▶ [Material]:
+++

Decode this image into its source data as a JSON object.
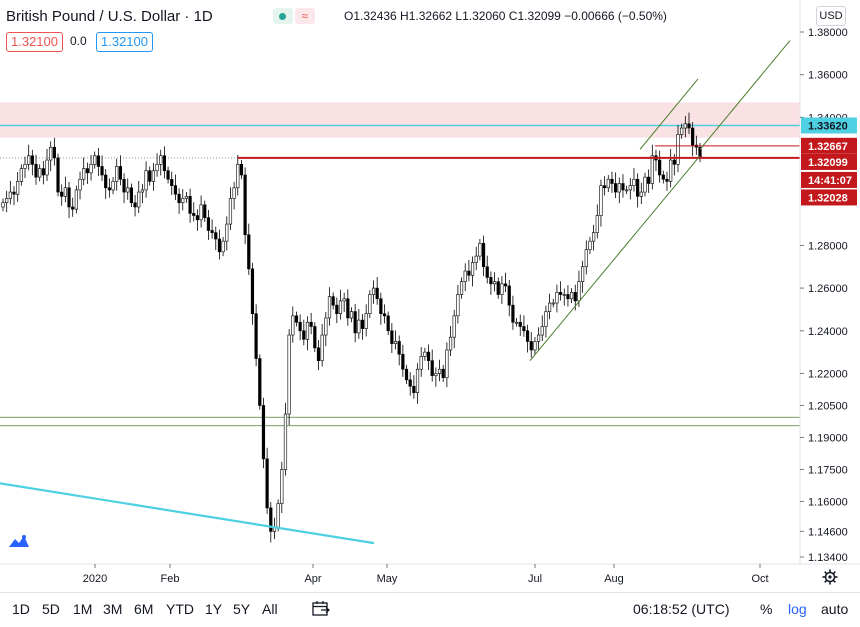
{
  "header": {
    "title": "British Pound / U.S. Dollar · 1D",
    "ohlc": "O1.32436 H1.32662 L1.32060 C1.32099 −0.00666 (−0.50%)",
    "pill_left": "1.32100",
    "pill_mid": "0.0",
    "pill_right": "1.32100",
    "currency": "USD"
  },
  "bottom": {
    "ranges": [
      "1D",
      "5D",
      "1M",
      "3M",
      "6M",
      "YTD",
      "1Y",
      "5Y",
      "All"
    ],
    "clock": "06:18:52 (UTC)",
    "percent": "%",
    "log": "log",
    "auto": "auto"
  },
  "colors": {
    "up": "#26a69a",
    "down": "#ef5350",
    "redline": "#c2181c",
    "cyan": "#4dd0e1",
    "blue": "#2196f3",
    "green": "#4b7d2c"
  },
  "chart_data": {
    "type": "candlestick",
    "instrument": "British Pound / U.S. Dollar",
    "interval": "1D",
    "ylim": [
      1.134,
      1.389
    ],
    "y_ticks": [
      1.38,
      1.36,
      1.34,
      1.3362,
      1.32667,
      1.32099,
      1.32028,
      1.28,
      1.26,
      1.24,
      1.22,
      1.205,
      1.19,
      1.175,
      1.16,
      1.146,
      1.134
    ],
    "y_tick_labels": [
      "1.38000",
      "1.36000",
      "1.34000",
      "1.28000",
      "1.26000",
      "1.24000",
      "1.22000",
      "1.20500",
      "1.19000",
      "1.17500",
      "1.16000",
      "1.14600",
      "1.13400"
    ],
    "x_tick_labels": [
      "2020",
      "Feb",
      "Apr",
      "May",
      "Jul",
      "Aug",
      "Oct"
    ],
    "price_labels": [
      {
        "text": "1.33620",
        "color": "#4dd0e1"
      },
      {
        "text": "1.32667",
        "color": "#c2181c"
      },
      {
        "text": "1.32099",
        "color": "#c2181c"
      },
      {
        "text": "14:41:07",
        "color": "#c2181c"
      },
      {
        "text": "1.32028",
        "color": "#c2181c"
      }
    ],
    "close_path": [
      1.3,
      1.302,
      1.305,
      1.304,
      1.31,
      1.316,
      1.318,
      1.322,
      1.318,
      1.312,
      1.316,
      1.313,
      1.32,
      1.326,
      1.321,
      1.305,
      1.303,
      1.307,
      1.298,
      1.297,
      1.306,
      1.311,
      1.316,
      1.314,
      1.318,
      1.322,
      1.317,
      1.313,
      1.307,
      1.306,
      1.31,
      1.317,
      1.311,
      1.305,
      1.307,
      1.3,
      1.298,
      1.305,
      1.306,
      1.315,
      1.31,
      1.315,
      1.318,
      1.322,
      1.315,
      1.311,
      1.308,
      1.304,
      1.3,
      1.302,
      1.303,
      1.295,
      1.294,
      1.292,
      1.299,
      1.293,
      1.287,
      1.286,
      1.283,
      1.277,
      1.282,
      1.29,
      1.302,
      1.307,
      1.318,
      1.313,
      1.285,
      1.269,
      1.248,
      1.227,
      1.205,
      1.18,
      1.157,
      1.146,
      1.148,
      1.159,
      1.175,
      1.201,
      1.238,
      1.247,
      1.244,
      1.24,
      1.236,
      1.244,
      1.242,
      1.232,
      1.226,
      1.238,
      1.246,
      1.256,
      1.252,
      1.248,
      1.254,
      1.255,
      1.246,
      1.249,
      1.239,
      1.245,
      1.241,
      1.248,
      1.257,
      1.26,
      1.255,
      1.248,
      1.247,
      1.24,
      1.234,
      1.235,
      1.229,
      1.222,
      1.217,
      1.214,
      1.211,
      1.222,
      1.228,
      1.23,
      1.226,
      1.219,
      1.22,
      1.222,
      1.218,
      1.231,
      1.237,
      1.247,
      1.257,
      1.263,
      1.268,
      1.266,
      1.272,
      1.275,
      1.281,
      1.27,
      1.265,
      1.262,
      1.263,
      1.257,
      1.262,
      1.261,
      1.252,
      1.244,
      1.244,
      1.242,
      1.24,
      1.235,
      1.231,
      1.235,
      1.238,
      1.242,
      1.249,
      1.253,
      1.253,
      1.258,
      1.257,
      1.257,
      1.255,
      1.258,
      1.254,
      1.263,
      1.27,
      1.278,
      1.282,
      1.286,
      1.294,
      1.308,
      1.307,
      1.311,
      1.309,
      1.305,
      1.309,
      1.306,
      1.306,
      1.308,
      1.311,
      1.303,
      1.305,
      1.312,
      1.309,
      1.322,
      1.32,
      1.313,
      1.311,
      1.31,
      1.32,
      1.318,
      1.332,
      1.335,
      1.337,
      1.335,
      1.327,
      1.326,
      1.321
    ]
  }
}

+++

▶ [Short task]:
Without the pictures, copy the material exactly as given.

▶ [Solution]:
Decode this image into its source data as a JSON object.
{
  "header": {
    "title": "British Pound / U.S. Dollar · 1D",
    "ohlc": "O1.32436 H1.32662 L1.32060 C1.32099 −0.00666 (−0.50%)",
    "pill_left": "1.32100",
    "pill_mid": "0.0",
    "pill_right": "1.32100",
    "currency": "USD"
  },
  "bottom": {
    "ranges": [
      "1D",
      "5D",
      "1M",
      "3M",
      "6M",
      "YTD",
      "1Y",
      "5Y",
      "All"
    ],
    "clock": "06:18:52 (UTC)",
    "percent": "%",
    "log": "log",
    "auto": "auto"
  },
  "colors": {
    "up": "#26a69a",
    "down": "#ef5350",
    "redline": "#c2181c",
    "cyan": "#4dd0e1",
    "blue": "#2196f3",
    "green": "#4b7d2c"
  },
  "chart_data": {
    "type": "candlestick",
    "instrument": "British Pound / U.S. Dollar",
    "interval": "1D",
    "ylim": [
      1.134,
      1.389
    ],
    "y_ticks": [
      1.38,
      1.36,
      1.34,
      1.3362,
      1.32667,
      1.32099,
      1.32028,
      1.28,
      1.26,
      1.24,
      1.22,
      1.205,
      1.19,
      1.175,
      1.16,
      1.146,
      1.134
    ],
    "y_tick_labels": [
      "1.38000",
      "1.36000",
      "1.34000",
      "1.28000",
      "1.26000",
      "1.24000",
      "1.22000",
      "1.20500",
      "1.19000",
      "1.17500",
      "1.16000",
      "1.14600",
      "1.13400"
    ],
    "x_tick_labels": [
      "2020",
      "Feb",
      "Apr",
      "May",
      "Jul",
      "Aug",
      "Oct"
    ],
    "price_labels": [
      {
        "text": "1.33620",
        "color": "#4dd0e1"
      },
      {
        "text": "1.32667",
        "color": "#c2181c"
      },
      {
        "text": "1.32099",
        "color": "#c2181c"
      },
      {
        "text": "14:41:07",
        "color": "#c2181c"
      },
      {
        "text": "1.32028",
        "color": "#c2181c"
      }
    ],
    "close_path": [
      1.3,
      1.302,
      1.305,
      1.304,
      1.31,
      1.316,
      1.318,
      1.322,
      1.318,
      1.312,
      1.316,
      1.313,
      1.32,
      1.326,
      1.321,
      1.305,
      1.303,
      1.307,
      1.298,
      1.297,
      1.306,
      1.311,
      1.316,
      1.314,
      1.318,
      1.322,
      1.317,
      1.313,
      1.307,
      1.306,
      1.31,
      1.317,
      1.311,
      1.305,
      1.307,
      1.3,
      1.298,
      1.305,
      1.306,
      1.315,
      1.31,
      1.315,
      1.318,
      1.322,
      1.315,
      1.311,
      1.308,
      1.304,
      1.3,
      1.302,
      1.303,
      1.295,
      1.294,
      1.292,
      1.299,
      1.293,
      1.287,
      1.286,
      1.283,
      1.277,
      1.282,
      1.29,
      1.302,
      1.307,
      1.318,
      1.313,
      1.285,
      1.269,
      1.248,
      1.227,
      1.205,
      1.18,
      1.157,
      1.146,
      1.148,
      1.159,
      1.175,
      1.201,
      1.238,
      1.247,
      1.244,
      1.24,
      1.236,
      1.244,
      1.242,
      1.232,
      1.226,
      1.238,
      1.246,
      1.256,
      1.252,
      1.248,
      1.254,
      1.255,
      1.246,
      1.249,
      1.239,
      1.245,
      1.241,
      1.248,
      1.257,
      1.26,
      1.255,
      1.248,
      1.247,
      1.24,
      1.234,
      1.235,
      1.229,
      1.222,
      1.217,
      1.214,
      1.211,
      1.222,
      1.228,
      1.23,
      1.226,
      1.219,
      1.22,
      1.222,
      1.218,
      1.231,
      1.237,
      1.247,
      1.257,
      1.263,
      1.268,
      1.266,
      1.272,
      1.275,
      1.281,
      1.27,
      1.265,
      1.262,
      1.263,
      1.257,
      1.262,
      1.261,
      1.252,
      1.244,
      1.244,
      1.242,
      1.24,
      1.235,
      1.231,
      1.235,
      1.238,
      1.242,
      1.249,
      1.253,
      1.253,
      1.258,
      1.257,
      1.257,
      1.255,
      1.258,
      1.254,
      1.263,
      1.27,
      1.278,
      1.282,
      1.286,
      1.294,
      1.308,
      1.307,
      1.311,
      1.309,
      1.305,
      1.309,
      1.306,
      1.306,
      1.308,
      1.311,
      1.303,
      1.305,
      1.312,
      1.309,
      1.322,
      1.32,
      1.313,
      1.311,
      1.31,
      1.32,
      1.318,
      1.332,
      1.335,
      1.337,
      1.335,
      1.327,
      1.326,
      1.321
    ]
  }
}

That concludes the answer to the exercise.